### Input data

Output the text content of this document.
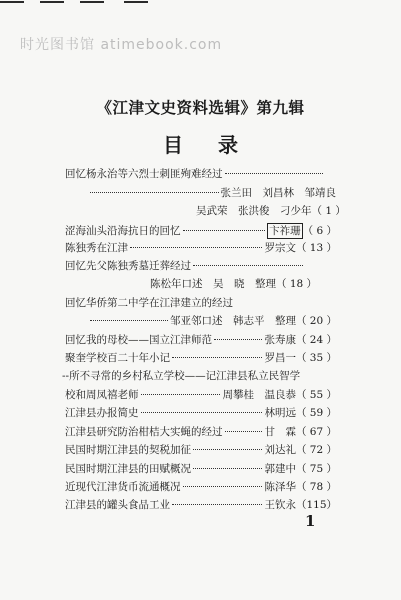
时光图书馆 atimebook.com
《江津文史资料选辑》第九辑
目 录
回忆杨永治等六烈士刺匪殉难经过
张兰田　刘昌林　邹靖良
吴武荣　张洪俊　刁少年（ 1 ）
涩海汕头沿海抗日的回忆	卞祚珊 （ 6 ）
陈独秀在江津	罗宗文（ 13 ）
回忆先父陈独秀墓迁葬经过
陈松年口述　吴　晓　整理（ 18 ）
回忆华侨第二中学在江津建立的经过
邹亚邻口述　韩志平　整理（ 20 ）
回忆我的母校——国立江津师范	张寿康（ 24 ）
聚奎学校百二十年小记	罗昌一（ 35 ）
--所不寻常的乡村私立学校——记江津县私立民智学
校和周凤禧老师	周攀桂　温良恭（ 55 ）
江津县办报简史	林明远（ 59 ）
江津县研究防治柑桔大实蝇的经过	甘　霖（ 67 ）
民国时期江津县的契税加征	刘达礼（ 72 ）
民国时期江津县的田赋概况	郭建中（ 75 ）
近现代江津货币流通概况	陈泽华（ 78 ）
江津县的罐头食品工业	王钦永（115）
1
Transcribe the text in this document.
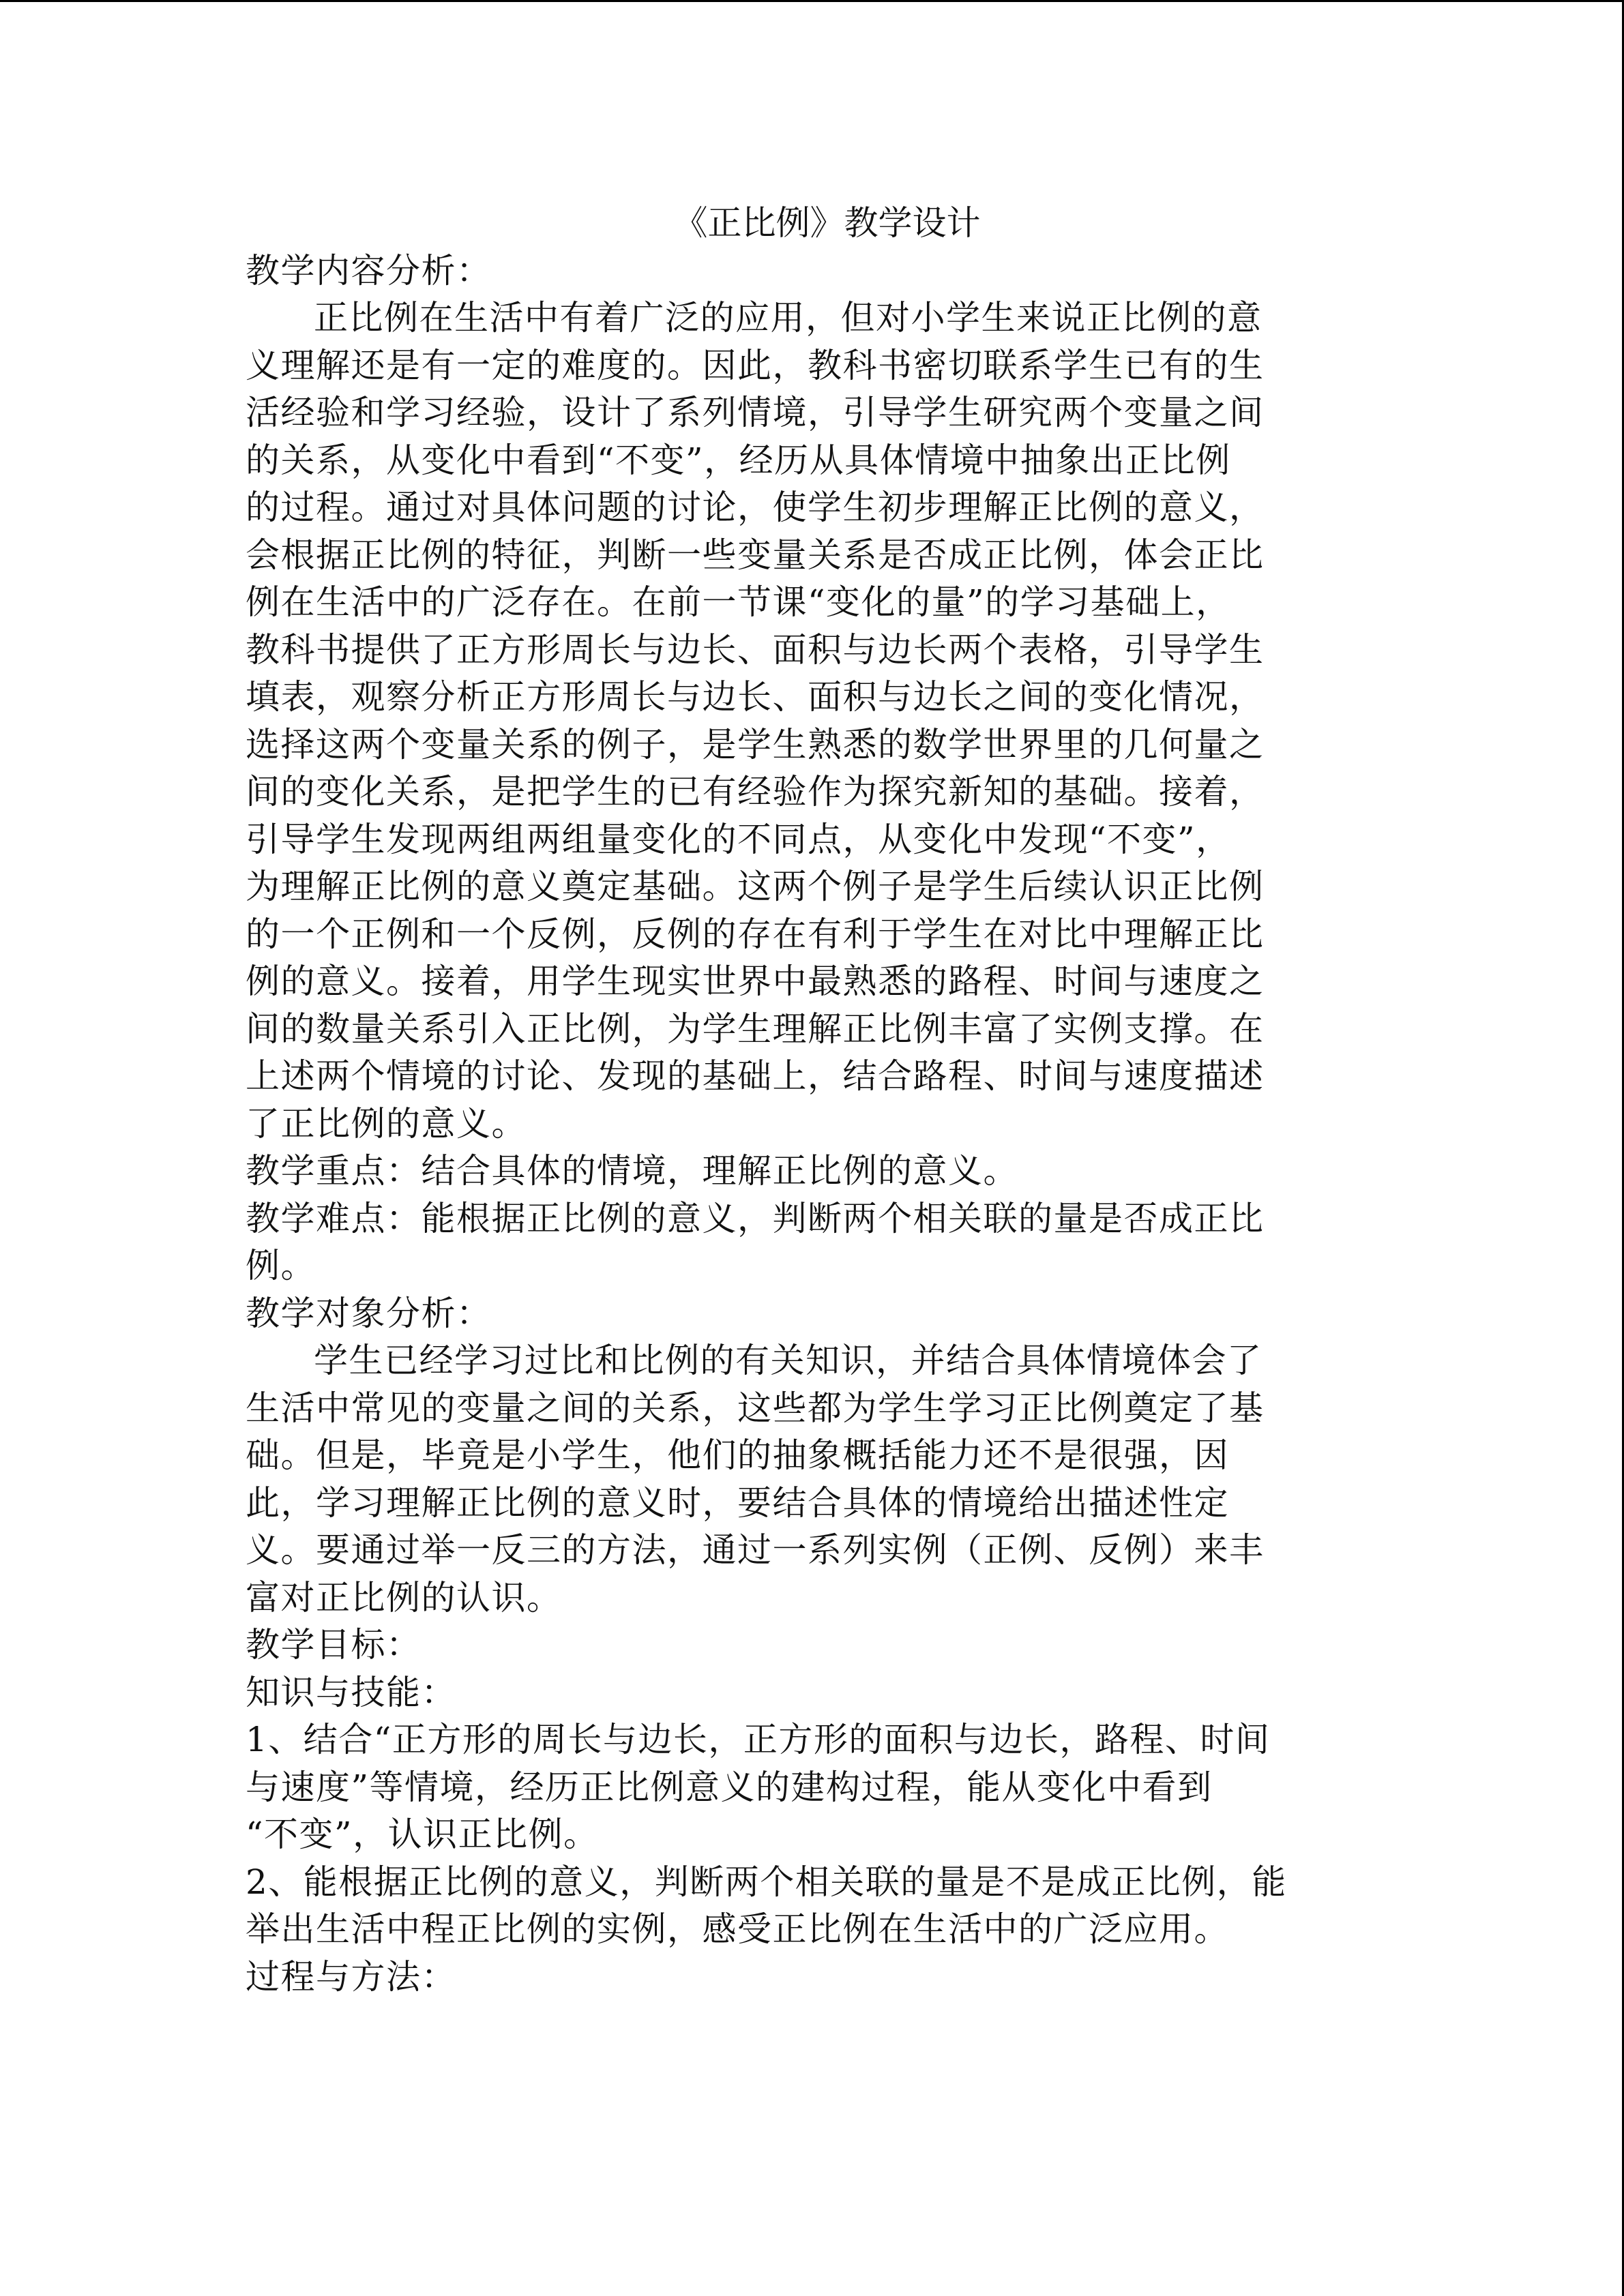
《正比例》教学设计

教学内容分析：

正比例在生活中有着广泛的应用，但对小学生来说正比例的意

义理解还是有一定的难度的。因此，教科书密切联系学生已有的生

活经验和学习经验，设计了系列情境，引导学生研究两个变量之间

的关系，从变化中看到“不变”，经历从具体情境中抽象出正比例

的过程。通过对具体问题的讨论，使学生初步理解正比例的意义，

会根据正比例的特征，判断一些变量关系是否成正比例，体会正比

例在生活中的广泛存在。在前一节课“变化的量”的学习基础上，

教科书提供了正方形周长与边长、面积与边长两个表格，引导学生

填表，观察分析正方形周长与边长、面积与边长之间的变化情况，

选择这两个变量关系的例子，是学生熟悉的数学世界里的几何量之

间的变化关系，是把学生的已有经验作为探究新知的基础。接着，

引导学生发现两组两组量变化的不同点，从变化中发现“不变”，

为理解正比例的意义奠定基础。这两个例子是学生后续认识正比例

的一个正例和一个反例，反例的存在有利于学生在对比中理解正比

例的意义。接着，用学生现实世界中最熟悉的路程、时间与速度之

间的数量关系引入正比例，为学生理解正比例丰富了实例支撑。在

上述两个情境的讨论、发现的基础上，结合路程、时间与速度描述

了正比例的意义。

教学重点：结合具体的情境，理解正比例的意义。

教学难点：能根据正比例的意义，判断两个相关联的量是否成正比

例。

教学对象分析：

学生已经学习过比和比例的有关知识，并结合具体情境体会了

生活中常见的变量之间的关系，这些都为学生学习正比例奠定了基

础。但是，毕竟是小学生，他们的抽象概括能力还不是很强，因

此，学习理解正比例的意义时，要结合具体的情境给出描述性定

义。要通过举一反三的方法，通过一系列实例（正例、反例）来丰

富对正比例的认识。

教学目标：

知识与技能：

1、结合“正方形的周长与边长，正方形的面积与边长，路程、时间

与速度”等情境，经历正比例意义的建构过程，能从变化中看到

“不变”，认识正比例。

2、能根据正比例的意义，判断两个相关联的量是不是成正比例，能

举出生活中程正比例的实例，感受正比例在生活中的广泛应用。

过程与方法：
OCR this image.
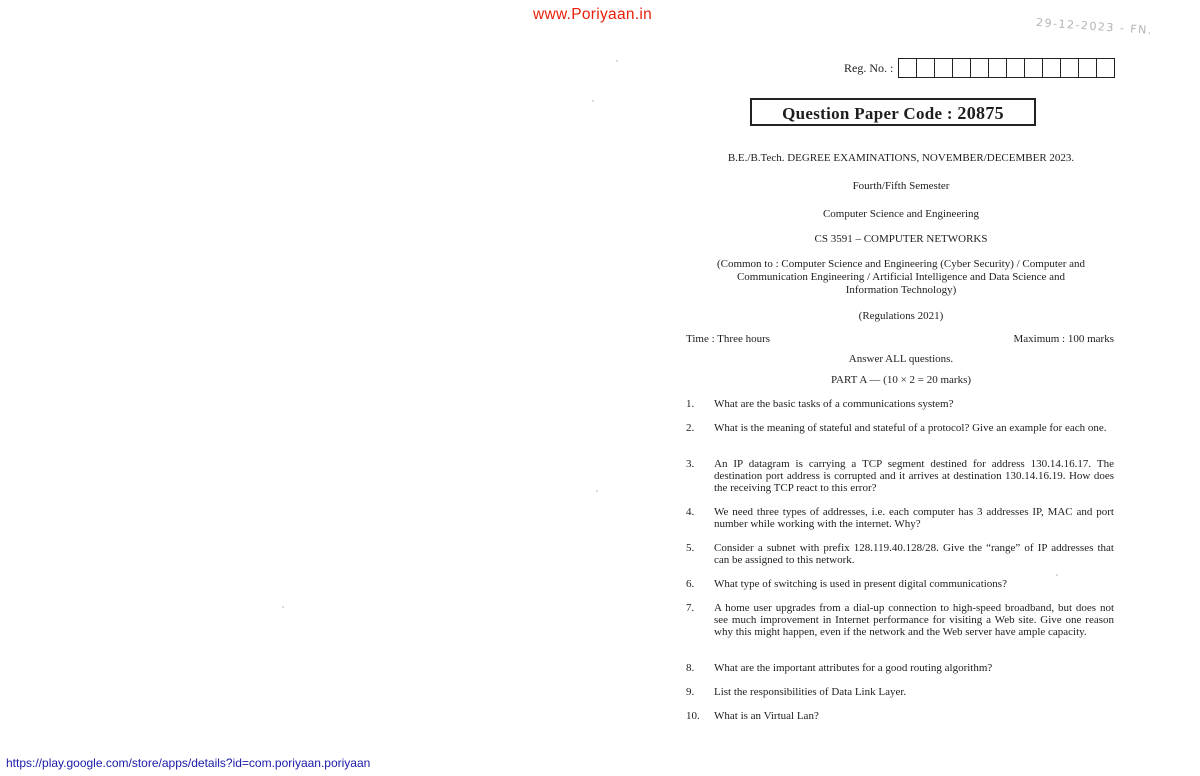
www.Poriyaan.in
29-12-2023 - FN.
Reg. No. :
Question Paper Code : 20875
B.E./B.Tech. DEGREE EXAMINATIONS, NOVEMBER/DECEMBER 2023.
Fourth/Fifth Semester
Computer Science and Engineering
CS 3591 – COMPUTER NETWORKS
(Common to : Computer Science and Engineering (Cyber Security) / Computer and
Communication Engineering / Artificial Intelligence and Data Science and
Information Technology)
(Regulations 2021)
Time : Three hours	Maximum : 100 marks
Answer ALL questions.
PART A — (10 × 2 = 20 marks)
1.	What are the basic tasks of a communications system?
2.	What is the meaning of stateful and stateful of a protocol? Give an example for each one.
3.	An IP datagram is carrying a TCP segment destined for address 130.14.16.17. The destination port address is corrupted and it arrives at destination 130.14.16.19. How does the receiving TCP react to this error?
4.	We need three types of addresses, i.e. each computer has 3 addresses IP, MAC and port number while working with the internet. Why?
5.	Consider a subnet with prefix 128.119.40.128/28. Give the “range” of IP addresses that can be assigned to this network.
6.	What type of switching is used in present digital communications?
7.	A home user upgrades from a dial-up connection to high-speed broadband, but does not see much improvement in Internet performance for visiting a Web site. Give one reason why this might happen, even if the network and the Web server have ample capacity.
8.	What are the important attributes for a good routing algorithm?
9.	List the responsibilities of Data Link Layer.
10.	What is an Virtual Lan?
https://play.google.com/store/apps/details?id=com.poriyaan.poriyaan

### Your goal
All lines above containing the string "each" are to be collected.

### Final answer
2.	What is the meaning of stateful and stateful of a protocol? Give an example for each one.
4.	We need three types of addresses, i.e. each computer has 3 addresses IP, MAC and port number while working with the internet. Why?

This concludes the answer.